### [Tujuan 1]
Ringkas teks pilihan tentang perjalanan ke Waerebo dalam dua kalimat.
### [Tujuan 2]
Ekstrak secara persis bagian teks pilihan yang dimulai pada "Verahwati Widjaya, pesepeda" dan berakhir pada "pun terus maju.".

### [Teks Pilihan]
#####
Raut wajah peserta Jelajah Komodo tampak sumringah begitu tiba di kampung adat Waerebo pada Jumat (26/11/2021) sore. Ada yang langsung melompat bahagia, ada pula saling berpelukan dengan teman sesama pesepeda. Bahagia itu seolah langsung melupakan “derita” jalan kaki sejauh lima kilometer dari Pos Satu, serta bersepeda 42 kilometer melewati sebagian besar jalan berbatu dari Lembor hingga Denge.
“Hampir semua wilayah di Flores ini sudah saya kunjungi. Tetapi belum pernah ke Waerebo. Baru kali ini saya ke sini. Beruntung ada Jelajah Komodo sehingga saya bisa melunaskan niat saya ke Waerebo. Menyenangkan sekali,” kata Maswarni, pesepeda asal Bandung.
Verahwati Widjaya, pesepeda asal Gorontalo juga tidak kalah bahagianya. Padahal, saat baru memulai berjalan kaki dari pos satu, dia sebetulnya hampir menyerah, dan ingin kembali ke Denge. Dia merasa tidak sanggup trekking dengan kondisi jalan menanjak. Lebih nyaman gowes jalan menanjak daripada berjalan kaki. Tetapi, sang suami Marwan Bulain terus memberi semangat sehingga dia pun terus maju.
Begitu tiba di Waerebo, dia begitu bahagia. “Kelelahan saya terbayar lunas. Sungguh sangat bahagia melihat dari dekat. Luar biasa indahnya Waerebo. Senang sekali bisa inap di kampung adat yang indah ini. Kalau saya upload (menguduh) foto-foto saya di Waerebo ke medsos pasti heboh,” ujar ibu dua anak tersebut.
#####
### [Kutipan Item]
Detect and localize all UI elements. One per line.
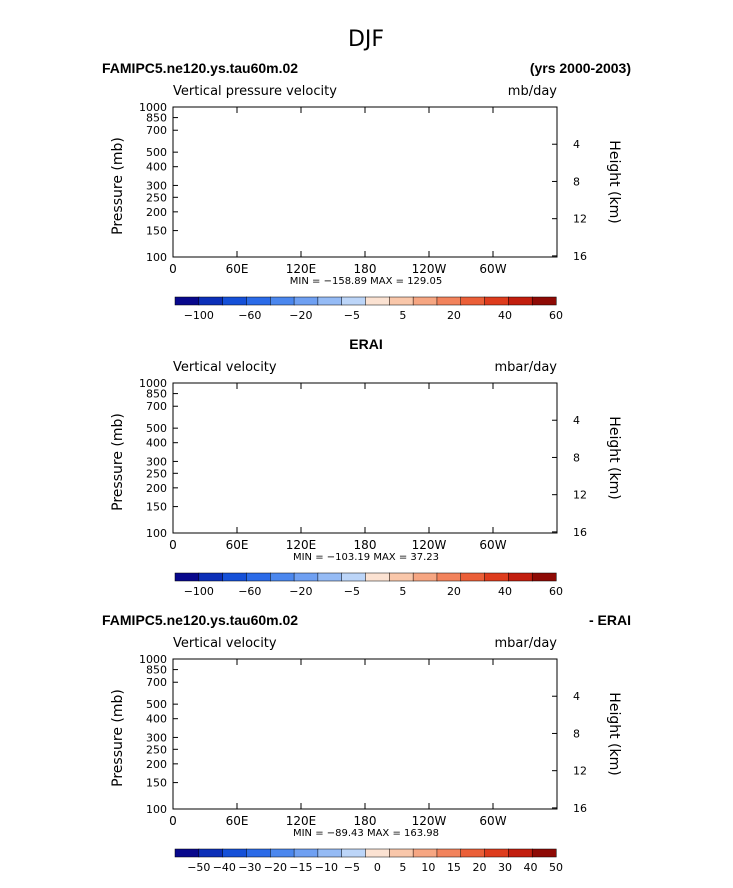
- colorbar-bin: [198, 296, 224, 306]
- y-left-tick-label: 700: [146, 124, 167, 137]
- colorbar-tick-label: −60: [238, 309, 261, 322]
- panel-title-center: ERAI: [349, 336, 382, 352]
- stats-label: MIN = −158.89 MAX = 129.05: [290, 276, 442, 287]
- colorbar-bin: [317, 296, 343, 306]
- y-left-tick-label: 150: [146, 225, 167, 238]
- x-tick-label: 0: [169, 262, 177, 276]
- plot-frame: [172, 106, 558, 258]
- y-left-tick-label: 100: [146, 251, 167, 264]
- colorbar-tick-label: 5: [399, 309, 406, 322]
- colorbar-bin: [174, 296, 200, 306]
- panels: FAMIPC5.ne120.ys.tau60m.02 (yrs 2000-2003…: [102, 60, 631, 874]
- x-tick-label: 60E: [226, 262, 249, 276]
- colorbar-tick-label: 60: [549, 309, 563, 322]
- colorbar-bin: [484, 296, 509, 306]
- y-left-tick-label: 200: [146, 206, 167, 219]
- colorbar-bin: [293, 296, 319, 306]
- y-right-axis-label: Height (km): [606, 140, 622, 223]
- variable-label: Vertical velocity: [173, 360, 277, 375]
- panel-title-left: FAMIPC5.ne120.ys.tau60m.02: [102, 60, 298, 76]
- y-left-tick-label: 500: [146, 146, 167, 159]
- y-right-tick-label: 12: [573, 213, 587, 226]
- season-title: DJF: [348, 27, 384, 52]
- colorbar-bin: [412, 296, 438, 306]
- colorbar-bin: [341, 296, 367, 306]
- y-left-tick-label: 1000: [139, 101, 167, 114]
- colorbar-tick-label: −20: [289, 309, 312, 322]
- y-left-tick-label: 300: [146, 179, 167, 192]
- y-left-tick-label: 400: [146, 161, 167, 174]
- panel-model: FAMIPC5.ne120.ys.tau60m.02 (yrs 2000-2003…: [102, 60, 631, 322]
- x-tick-label: 60W: [479, 262, 506, 276]
- y-left-axis-label: Pressure (mb): [110, 137, 126, 235]
- panel-title-right: (yrs 2000-2003): [530, 60, 631, 76]
- units-label: mb/day: [508, 84, 558, 99]
- colorbar-tick-label: −5: [344, 309, 360, 322]
- colorbar-bin: [222, 296, 247, 306]
- colorbar-tick-label: 40: [498, 309, 512, 322]
- y-right-tick-label: 4: [573, 138, 580, 151]
- colorbar-tick-label: 20: [447, 309, 461, 322]
- y-left-tick-label: 250: [146, 191, 167, 204]
- x-tick-label: 120E: [286, 262, 317, 276]
- colorbar-bin: [389, 296, 414, 306]
- colorbar-bin: [436, 296, 462, 306]
- y-right-tick-label: 8: [573, 175, 580, 188]
- x-tick-label: 120W: [412, 262, 447, 276]
- x-tick-label: 180: [354, 262, 377, 276]
- colorbar-bin: [246, 296, 271, 306]
- colorbar-bin: [531, 296, 557, 306]
- variable-label: Vertical pressure velocity: [173, 84, 337, 99]
- colorbar-bin: [270, 296, 295, 306]
- colorbar-bin: [460, 296, 486, 306]
- units-label: mbar/day: [494, 360, 557, 375]
- colorbar-tick-label: −100: [184, 309, 214, 322]
- y-left-tick-label: 850: [146, 112, 167, 125]
- colorbar-bin: [508, 296, 533, 306]
- colorbar-bin: [365, 296, 390, 306]
- y-right-tick-label: 16: [573, 250, 587, 263]
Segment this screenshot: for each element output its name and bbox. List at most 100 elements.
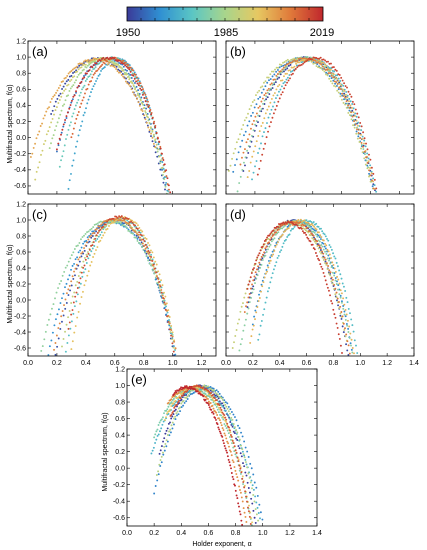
data-point: [348, 97, 351, 100]
data-point: [252, 473, 255, 476]
data-point: [239, 489, 241, 491]
data-point: [371, 185, 374, 188]
y-tick-label: -0.4: [113, 499, 125, 506]
data-point: [321, 230, 324, 233]
data-point: [170, 329, 173, 332]
data-point: [257, 121, 259, 124]
data-point: [82, 96, 85, 99]
data-point: [133, 234, 136, 236]
data-point: [295, 64, 298, 67]
data-point: [298, 61, 301, 64]
data-point: [228, 461, 231, 464]
data-point: [96, 238, 99, 240]
data-point: [329, 274, 332, 277]
data-point: [124, 61, 127, 64]
data-point: [73, 108, 76, 111]
data-point: [73, 67, 76, 70]
data-point: [258, 333, 261, 336]
data-point: [252, 150, 255, 153]
data-point: [369, 174, 372, 177]
data-point: [149, 257, 152, 260]
data-point: [68, 75, 71, 78]
data-point: [350, 95, 353, 98]
data-point: [159, 147, 162, 150]
data-point: [286, 72, 288, 75]
data-point: [247, 296, 250, 299]
data-point: [98, 225, 101, 228]
data-point: [305, 60, 308, 63]
data-point: [73, 94, 76, 97]
data-point: [266, 108, 269, 111]
data-point: [57, 337, 60, 340]
data-point: [180, 386, 183, 389]
data-point: [219, 408, 221, 411]
data-point: [329, 246, 332, 248]
data-point: [207, 400, 210, 403]
data-point: [68, 80, 71, 83]
data-point: [348, 337, 351, 339]
data-point: [252, 171, 255, 174]
data-point: [246, 301, 249, 304]
data-point: [306, 226, 309, 229]
data-point: [279, 70, 282, 73]
data-points: [29, 56, 172, 194]
data-point: [234, 147, 237, 150]
data-point: [87, 270, 90, 273]
data-point: [346, 86, 348, 89]
data-point: [313, 56, 316, 59]
data-point: [267, 105, 270, 108]
data-point: [268, 262, 271, 265]
data-point: [267, 241, 270, 244]
data-point: [339, 294, 342, 297]
data-point: [189, 387, 192, 390]
data-point: [260, 142, 262, 145]
data-point: [306, 230, 309, 233]
data-point: [338, 82, 341, 85]
data-point: [156, 275, 158, 278]
data-point: [269, 73, 272, 76]
data-point: [228, 436, 231, 438]
data-point: [157, 143, 160, 146]
data-point: [236, 190, 239, 193]
data-point: [254, 495, 257, 498]
data-point: [240, 444, 242, 447]
data-point: [74, 122, 77, 125]
data-point: [317, 66, 320, 69]
data-point: [94, 228, 97, 231]
data-point: [170, 417, 173, 420]
data-point: [161, 161, 164, 163]
data-point: [227, 432, 230, 435]
data-point: [71, 275, 74, 278]
y-tick-label: 0.6: [115, 416, 125, 423]
data-point: [239, 343, 242, 346]
plot-frame: [27, 203, 217, 357]
data-point: [263, 255, 266, 258]
data-point: [278, 83, 281, 86]
data-point: [38, 161, 41, 164]
data-point: [66, 75, 69, 77]
data-point: [356, 112, 359, 115]
data-point: [230, 454, 233, 457]
data-point: [175, 412, 178, 415]
data-point: [227, 410, 230, 413]
data-point: [242, 462, 244, 465]
data-point: [222, 442, 225, 445]
data-point: [339, 273, 342, 276]
data-point: [276, 77, 279, 80]
data-point: [332, 252, 335, 255]
data-point: [84, 92, 86, 95]
data-point: [343, 313, 346, 316]
data-point: [256, 91, 259, 94]
data-point: [268, 234, 271, 237]
data-point: [83, 249, 86, 252]
data-point: [56, 121, 59, 124]
data-point: [317, 225, 320, 228]
data-point: [349, 104, 352, 107]
data-point: [283, 70, 285, 73]
data-point: [348, 107, 351, 109]
data-point: [358, 141, 361, 143]
data-point: [139, 87, 142, 90]
data-point: [127, 218, 130, 220]
data-point: [171, 333, 174, 336]
data-point: [318, 231, 320, 234]
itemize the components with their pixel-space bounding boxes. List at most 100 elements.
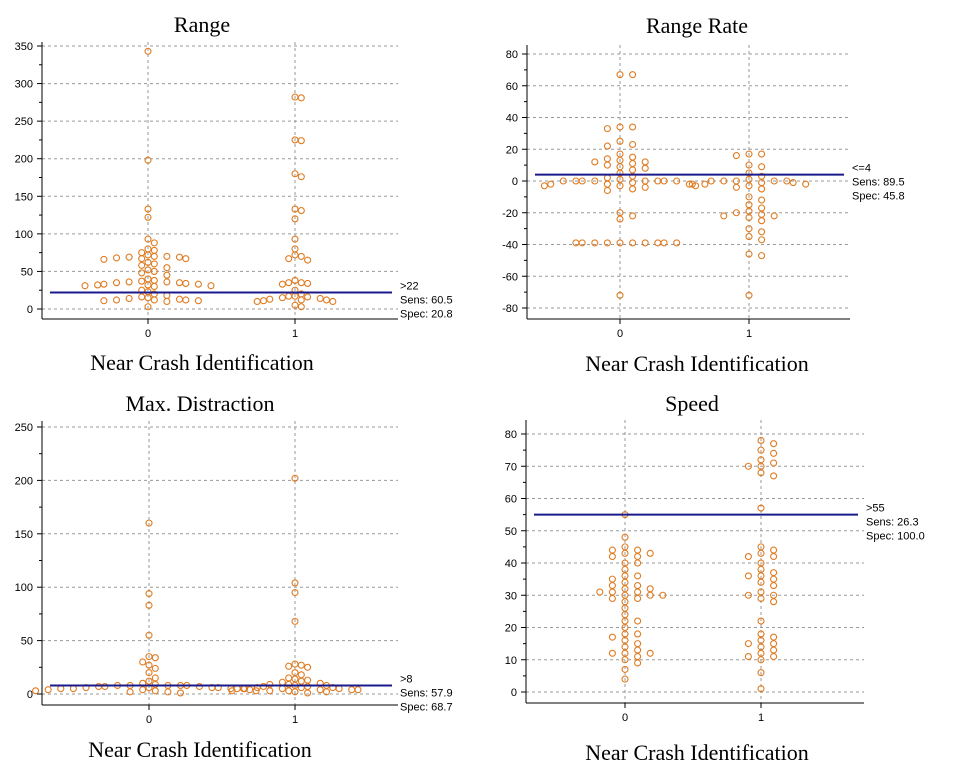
data-point [757,656,765,664]
x-tick-label: 1 [292,714,298,726]
data-point [291,474,299,482]
data-point [266,295,274,303]
data-point [758,179,766,187]
data-point [621,665,629,673]
data-point [144,251,152,259]
data-point [745,193,753,201]
y-tick-label: -80 [502,303,518,315]
data-point [572,239,580,247]
data-point [758,217,766,225]
data-point [591,177,599,185]
data-point [783,177,791,185]
data-point [145,631,153,639]
data-point [603,180,611,188]
data-point [207,282,215,290]
data-point [745,250,753,258]
data-point [732,209,740,217]
x-tick-label: 1 [758,712,764,724]
data-point [629,123,637,131]
specificity-label: Spec: 100.0 [866,531,925,543]
data-point [591,158,599,166]
data-point [621,549,629,557]
data-point [195,682,203,691]
data-point [182,279,190,288]
y-tick-label: -40 [502,240,518,252]
data-point [285,255,293,263]
data-point [291,215,299,223]
data-point [163,271,171,279]
data-point [757,436,765,445]
y-tick-label: 80 [506,49,518,61]
y-tick-label: 150 [15,191,33,203]
x-axis-label: Near Crash Identification [585,740,809,765]
data-point [634,594,642,603]
data-point [297,279,305,287]
data-point [144,281,152,289]
data-point [285,662,293,670]
data-point [608,546,616,554]
y-tick-label: 100 [15,229,33,241]
criterion-value-label: >22 [400,280,419,292]
data-point [285,680,293,688]
data-point [616,239,624,247]
data-point [95,682,103,691]
data-point [266,680,274,688]
y-tick-label: -60 [502,271,518,283]
chart-title: Speed [665,391,719,416]
data-point [629,166,637,174]
data-point [770,582,778,590]
data-point [163,278,171,286]
data-point [144,266,152,274]
data-point [758,150,766,158]
data-point [138,249,146,257]
data-point [745,161,753,169]
data-point [673,177,681,185]
data-point [688,180,696,188]
data-point [291,617,299,625]
data-point [616,182,624,190]
data-point [659,591,667,599]
data-point [758,236,766,244]
data-point [770,472,778,480]
sensitivity-label: Sens: 26.3 [866,517,919,529]
data-point [641,239,649,247]
data-point [297,137,305,145]
data-point [175,295,184,303]
chart-3: Max. Distraction Near Crash Identificatio… [15,391,453,762]
data-point [758,228,766,236]
data-point [608,633,616,641]
data-point [291,301,299,309]
y-tick-label: 0 [511,687,517,699]
x-tick-label: 1 [746,328,752,340]
data-point [139,658,147,666]
data-point [151,687,159,695]
y-tick-label: 200 [15,475,33,487]
data-point [744,640,752,648]
data-point [660,177,668,185]
data-point [138,277,146,285]
y-tick-label: 0 [27,304,33,316]
data-point [789,179,797,187]
data-point [621,675,629,683]
data-point [150,246,158,254]
x-tick-label: 0 [622,712,628,724]
data-point [646,585,654,593]
data-point [770,569,778,577]
data-point [145,601,153,609]
sensitivity-label: Sens: 57.9 [400,687,453,699]
data-point [57,685,65,693]
data-point [758,210,766,218]
data-point [572,177,580,185]
data-point [144,213,152,221]
data-point [150,239,158,247]
data-point [634,572,642,580]
data-point [175,253,184,261]
data-point [770,440,778,448]
data-point [164,688,172,696]
data-point [150,282,158,291]
data-point [259,297,268,305]
data-point [144,303,152,311]
data-point [757,594,765,603]
data-point [297,661,305,669]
#####
### [Keluaran Lengkap 1]
Peserta Jelajah Komodo tiba dengan bahagia di kampung adat Waerebo pada Jumat (26/11/2021) sore setelah bersepeda 42 kilometer dari Lembor hingga Denge dan berjalan kaki lima kilometer dari Pos Satu. Maswarni, pesepeda asal Bandung, baru pertama kali ke Waerebo, sedangkan Verahwati Widjaya asal Gorontalo, yang hampir menyerah saat trekking tetapi terus maju karena disemangati suaminya, merasa kelelahannya terbayar lunas.

### [Keluaran Lengkap 2]
Verahwati Widjaya, pesepeda asal Gorontalo juga tidak kalah bahagianya. Padahal, saat baru memulai berjalan kaki dari pos satu, dia sebetulnya hampir menyerah, dan ingin kembali ke Denge. Dia merasa tidak sanggup trekking dengan kondisi jalan menanjak. Lebih nyaman gowes jalan menanjak daripada berjalan kaki. Tetapi, sang suami Marwan Bulain terus memberi semangat sehingga dia pun terus maju.